Extracted text —
*** Block opens ***

Take time off. Properly. Stop beating yourself up over flip-flopping when you're not giving yourself the foundation to do otherwise. I know you've picked up some other hobbies, but I've often had the sense that you've never truly let them become the distraction they need to be. Let the desire to write become a strength again rather than what it is right now. Give your brain a rest. Sorry to be blunt, but you've really not been giving yourself a chance.

5145764

Honest to betsy, I don't actually think this qualifies as a medical issue. Firstly, it's a matter of strategy and planning, and secondly, I'm otherwise quite content with day-to-day living. Thank you for the well-meaning advice, but at present I think it's just a matter of reconsidering my approach more intelligently and less emotionally.

Sorry, but I'm afraid I'll have to decline your offer. I've already committed to both the Imposing Sovereigns challenge and the NaPoWriMo event next month. I don't think adding a collaboration on top of that is going to help me personally. At least, not right now.

Best of luck, friend.

Thank you, and to you too, Super Trampoline. You're very kind. :pinkiesmile:

5145765

:ajbemused: Actually, it would, and I'm not just saying that because I am a non-rhotic British English speaker. Observe:

https://dictionary.cambridge.org/dictionary/english/calm
calm, adjective
uk: /kɑːm/
us /kɑːm/

https://dictionary.cambridge.org/dictionary/english/charm
charm, verb
uk /tʃɑːm/
us /tʃɑːrm/

Notice how, in phonetical form, the US form of "charm" has the rhotic r at the end of its vowel, but the UK form does not? Notice also how the vowel sound in both the UK "calm" and the UK "charm" are identical, and how both end with the same "m" consonant? In other words, that they rhyme?

I'll admit it's a fair cop that I should have taken the rhotic difference into account when writing poetry for a largely American audience, but frankly you're incorrect that it wouldn't have worked in non-rhotic British English.

*** Block closes ***

Set of tasks —
1: Give the part of the forum posts between "Notice how, in" and "that they rhyme?", inclusive, switching "consonant" to "letter".
2: Proceed with the forum posts, continuing them after their final sentence.
The items have no connection to the forum posts.

Collected data —
*** Block opens ***

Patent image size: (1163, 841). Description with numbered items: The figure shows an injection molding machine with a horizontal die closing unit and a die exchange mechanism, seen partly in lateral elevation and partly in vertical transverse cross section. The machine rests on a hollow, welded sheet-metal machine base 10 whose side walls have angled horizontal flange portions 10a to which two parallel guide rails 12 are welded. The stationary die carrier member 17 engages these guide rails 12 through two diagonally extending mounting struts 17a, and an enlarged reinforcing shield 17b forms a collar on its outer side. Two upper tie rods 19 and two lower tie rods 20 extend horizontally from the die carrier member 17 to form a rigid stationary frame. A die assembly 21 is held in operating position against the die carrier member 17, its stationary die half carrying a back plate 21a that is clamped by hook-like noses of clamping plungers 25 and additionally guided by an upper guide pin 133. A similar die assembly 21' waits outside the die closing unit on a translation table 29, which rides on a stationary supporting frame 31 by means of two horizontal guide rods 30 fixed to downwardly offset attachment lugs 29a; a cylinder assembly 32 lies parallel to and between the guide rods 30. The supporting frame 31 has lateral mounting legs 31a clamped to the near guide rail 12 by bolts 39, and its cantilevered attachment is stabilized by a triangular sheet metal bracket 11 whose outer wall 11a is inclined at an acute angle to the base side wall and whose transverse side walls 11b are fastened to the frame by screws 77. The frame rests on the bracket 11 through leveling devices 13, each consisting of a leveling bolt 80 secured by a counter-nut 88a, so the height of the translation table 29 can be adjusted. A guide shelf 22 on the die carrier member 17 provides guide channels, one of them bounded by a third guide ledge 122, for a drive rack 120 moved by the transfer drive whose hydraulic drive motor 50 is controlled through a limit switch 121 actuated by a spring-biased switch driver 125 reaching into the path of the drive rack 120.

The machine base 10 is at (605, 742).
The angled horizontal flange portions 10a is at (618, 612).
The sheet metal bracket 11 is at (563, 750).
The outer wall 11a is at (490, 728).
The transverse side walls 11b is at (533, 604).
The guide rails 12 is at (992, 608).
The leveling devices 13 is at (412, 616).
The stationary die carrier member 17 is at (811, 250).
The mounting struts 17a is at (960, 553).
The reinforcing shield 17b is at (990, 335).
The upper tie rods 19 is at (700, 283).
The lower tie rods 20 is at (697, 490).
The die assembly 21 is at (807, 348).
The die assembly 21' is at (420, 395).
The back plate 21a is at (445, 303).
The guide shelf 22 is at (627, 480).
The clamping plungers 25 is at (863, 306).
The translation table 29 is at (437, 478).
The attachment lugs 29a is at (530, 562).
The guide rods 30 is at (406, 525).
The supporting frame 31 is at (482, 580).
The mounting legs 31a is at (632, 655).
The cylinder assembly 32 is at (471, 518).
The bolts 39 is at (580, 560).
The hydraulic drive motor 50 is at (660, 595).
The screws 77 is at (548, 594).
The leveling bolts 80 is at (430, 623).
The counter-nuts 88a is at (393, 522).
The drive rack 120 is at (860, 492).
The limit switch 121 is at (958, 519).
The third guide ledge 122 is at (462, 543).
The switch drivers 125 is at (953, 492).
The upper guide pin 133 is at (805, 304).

*** Block closes ***

Answers for the exercise —
1:
Notice how, in phonetical form, the US form of "charm" has the rhotic r at the end of its vowel, but the UK form does not? Notice also how the vowel sound in both the UK "calm" and the UK "charm" are identical, and how both end with the same "m" letter? In other words, that they rhyme?

2:
5145834
5145838

I've tried techniques that worked for others but don't seem to work for me, which makes me think this is one of those "personal discovery" things. Assuming, however, that this is not true, then if I find that something, I'll let you know, if it helps. :applejackunsure:

5145854

Hm... I'll send a longer message to you elsewhere once I've had a chance to think this over. I don't want to respond just yet. At the very least, there's too much material touched upon here for me to deal with it all in one go.

PresentPerfect
Author Interviewer

5147373

us /kɑːm/

What.

This is crap.

Where's the l?

Literally no one says this. >:B

What you describe here sounds very much like you are having some undiscovered fears or anxieties. Which are feelings that are always triggered by something. You mentioned 2018. How you wrote consistently for five months in a row and then it didn't work anymore from the middle of 2018 onwards. Did anything happen in the middle of 2018, something that isn't related to writing?
I have made the experience that an event that shatters you on a personal level can strongly affect your confidence, making you have issues with believing in your abilities, in the last two years.

I see that you are very frustrated, but also extremely determined. That's a good thing. Frustration and Determination go very well with each other, the latter compensates for the former.

2018? Not that I recall: I'd have nominated 2017 for "year in which things went to hell". But then my memory isn't the best, so it might be best to check what I was doing that far back, just in case. If something coincided with the drop, it'd be worth seeing whether I could plan for anything like it in the future.

At the moment, I'm taking an official break from writing. It's likely I just need a chance to recover naturally, so I might as well give it a go while I do some casual learning and research in the meantime.